● Исходный текст
■ ■ ■
Перст указательный, все признаки ученья...
И опять в памяти вспыхивает новое воспоминание - танцмейстер
...Гильоме, француз, подбитый ветерком?
И хочется узнать, не женился ли он
Хоть на какой-нибудь княгине
Пульхерии Андрееве, например?
Для всех исполнителей роли Чацкого, по утверждению Вл. И. Немировича-Данченко, ставившего «Горе от ума» много раз, этот монолог самое трудное место в роли.
Может ли актер добиться верного произнесения этого монолога, если он на гениальном материале Грибоедова не сочинит своего «черномазенького», своего «Гильоме», свою «Пульхерию Андревну» и т. д.?
Он должен увидеть их. Процесс этот сложен и требует большой работы. Часто актер удовлетворяется тем видением, которое присуще любому читающему строки Грибоедова, у которого, естественно, возникают какие-то иногда смутные, иногда яркие видения, но эти видения, к сожалению, быстро улетучиваются. Актер должен увидеть этих людей так, чтобы память о них стала его личным воспоминанием, чтобы, говоря о них, он делился только маленькой частичкой того, что он знает о них.
Константин Сергеевич говорил, что если взглянуть на Чацкого как на живого человека, а не как на театральный персонаж, то можно понять, что когда он произносит в первом акте свой монолог, спрашивая про Фамусова, про «черномазенького на ножках журавлиных» и других своих «старых знакомых», то он видит их в своем воображении такими, какими оставил их три года тому назад.
■ ■ ■
● Показанные строки
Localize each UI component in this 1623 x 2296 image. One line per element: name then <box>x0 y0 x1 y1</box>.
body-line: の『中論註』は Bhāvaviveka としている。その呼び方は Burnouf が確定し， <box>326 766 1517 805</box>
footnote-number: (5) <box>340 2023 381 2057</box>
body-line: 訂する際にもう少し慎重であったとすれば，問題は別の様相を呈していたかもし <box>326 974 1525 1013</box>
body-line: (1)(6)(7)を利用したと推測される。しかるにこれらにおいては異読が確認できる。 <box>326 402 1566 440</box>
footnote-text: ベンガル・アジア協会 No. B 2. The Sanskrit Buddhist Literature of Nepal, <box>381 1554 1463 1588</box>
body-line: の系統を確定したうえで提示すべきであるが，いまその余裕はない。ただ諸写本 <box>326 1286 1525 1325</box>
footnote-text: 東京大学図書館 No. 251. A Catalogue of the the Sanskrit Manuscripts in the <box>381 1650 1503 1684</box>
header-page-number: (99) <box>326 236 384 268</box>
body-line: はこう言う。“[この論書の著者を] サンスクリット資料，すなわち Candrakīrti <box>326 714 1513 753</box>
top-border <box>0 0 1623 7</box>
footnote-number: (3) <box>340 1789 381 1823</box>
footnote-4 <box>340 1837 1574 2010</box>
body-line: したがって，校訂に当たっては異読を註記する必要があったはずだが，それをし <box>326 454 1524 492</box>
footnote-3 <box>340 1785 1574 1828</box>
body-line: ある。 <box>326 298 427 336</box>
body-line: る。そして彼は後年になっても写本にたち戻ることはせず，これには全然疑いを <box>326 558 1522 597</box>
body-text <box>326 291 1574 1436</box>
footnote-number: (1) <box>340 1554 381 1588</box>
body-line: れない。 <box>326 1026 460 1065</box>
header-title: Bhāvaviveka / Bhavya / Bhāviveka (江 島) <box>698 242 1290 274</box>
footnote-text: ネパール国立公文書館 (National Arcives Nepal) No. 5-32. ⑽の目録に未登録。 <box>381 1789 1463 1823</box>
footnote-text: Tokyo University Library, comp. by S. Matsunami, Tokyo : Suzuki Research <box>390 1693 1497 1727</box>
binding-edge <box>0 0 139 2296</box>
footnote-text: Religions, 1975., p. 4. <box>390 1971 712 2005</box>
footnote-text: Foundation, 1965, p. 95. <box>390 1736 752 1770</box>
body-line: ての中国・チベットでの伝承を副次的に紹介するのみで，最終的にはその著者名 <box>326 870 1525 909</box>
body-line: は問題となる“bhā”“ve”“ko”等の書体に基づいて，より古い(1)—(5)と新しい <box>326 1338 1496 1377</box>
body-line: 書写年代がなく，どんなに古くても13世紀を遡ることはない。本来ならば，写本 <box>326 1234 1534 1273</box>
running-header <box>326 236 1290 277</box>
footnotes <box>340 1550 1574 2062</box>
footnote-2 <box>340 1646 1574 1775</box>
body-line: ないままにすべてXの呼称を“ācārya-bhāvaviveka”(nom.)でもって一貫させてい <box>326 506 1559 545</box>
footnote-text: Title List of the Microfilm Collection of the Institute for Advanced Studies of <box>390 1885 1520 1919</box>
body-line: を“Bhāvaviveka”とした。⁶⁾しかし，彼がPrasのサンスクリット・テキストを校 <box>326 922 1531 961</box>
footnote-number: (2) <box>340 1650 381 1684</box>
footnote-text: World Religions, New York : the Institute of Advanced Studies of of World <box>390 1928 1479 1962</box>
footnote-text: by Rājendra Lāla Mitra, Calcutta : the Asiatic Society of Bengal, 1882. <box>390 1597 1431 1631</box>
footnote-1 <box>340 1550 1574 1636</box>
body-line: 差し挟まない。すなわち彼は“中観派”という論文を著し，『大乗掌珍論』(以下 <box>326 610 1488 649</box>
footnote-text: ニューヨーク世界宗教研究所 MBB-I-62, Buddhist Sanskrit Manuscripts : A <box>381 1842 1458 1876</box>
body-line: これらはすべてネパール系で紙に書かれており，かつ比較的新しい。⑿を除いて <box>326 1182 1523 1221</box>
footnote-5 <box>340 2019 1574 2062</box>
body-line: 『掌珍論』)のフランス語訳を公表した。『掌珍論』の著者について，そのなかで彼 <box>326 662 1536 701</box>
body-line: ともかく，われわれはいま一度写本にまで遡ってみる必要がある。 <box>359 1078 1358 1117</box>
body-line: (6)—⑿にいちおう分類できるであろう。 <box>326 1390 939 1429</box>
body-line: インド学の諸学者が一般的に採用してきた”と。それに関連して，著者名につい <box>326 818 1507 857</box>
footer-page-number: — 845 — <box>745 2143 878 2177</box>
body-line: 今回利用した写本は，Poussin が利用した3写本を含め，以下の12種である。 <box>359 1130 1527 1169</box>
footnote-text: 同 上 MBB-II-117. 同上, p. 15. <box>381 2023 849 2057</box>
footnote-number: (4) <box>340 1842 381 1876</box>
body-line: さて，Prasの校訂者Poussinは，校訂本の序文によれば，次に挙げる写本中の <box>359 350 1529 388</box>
■ ■ ■
● Задание 1
Выпишите из исходного текста дословно фрагмент между словами «Константин Сергеевич говорил, что» и «года тому назад.», включая их.
● Задание 2
Почему, согласно исходному тексту, актеру недостаточно того видения, которое возникает у любого читателя строк Грибоедова?
Строки для работы не понадобятся.

● Ответ 1
Константин Сергеевич говорил, что если взглянуть на Чацкого как на живого человека, а не как на театральный персонаж, то можно понять, что когда он произносит в первом акте свой монолог, спрашивая про Фамусова, про «черномазенького на ножках журавлиных» и других своих «старых знакомых», то он видит их в своем воображении такими, какими оставил их три года тому назад.

● Ответ 2
Видения, которые возникают у любого читателя, бывают то смутными, то яркими, но быстро улетучиваются. Актер же должен увидеть этих людей так, чтобы память о них стала его личным воспоминанием.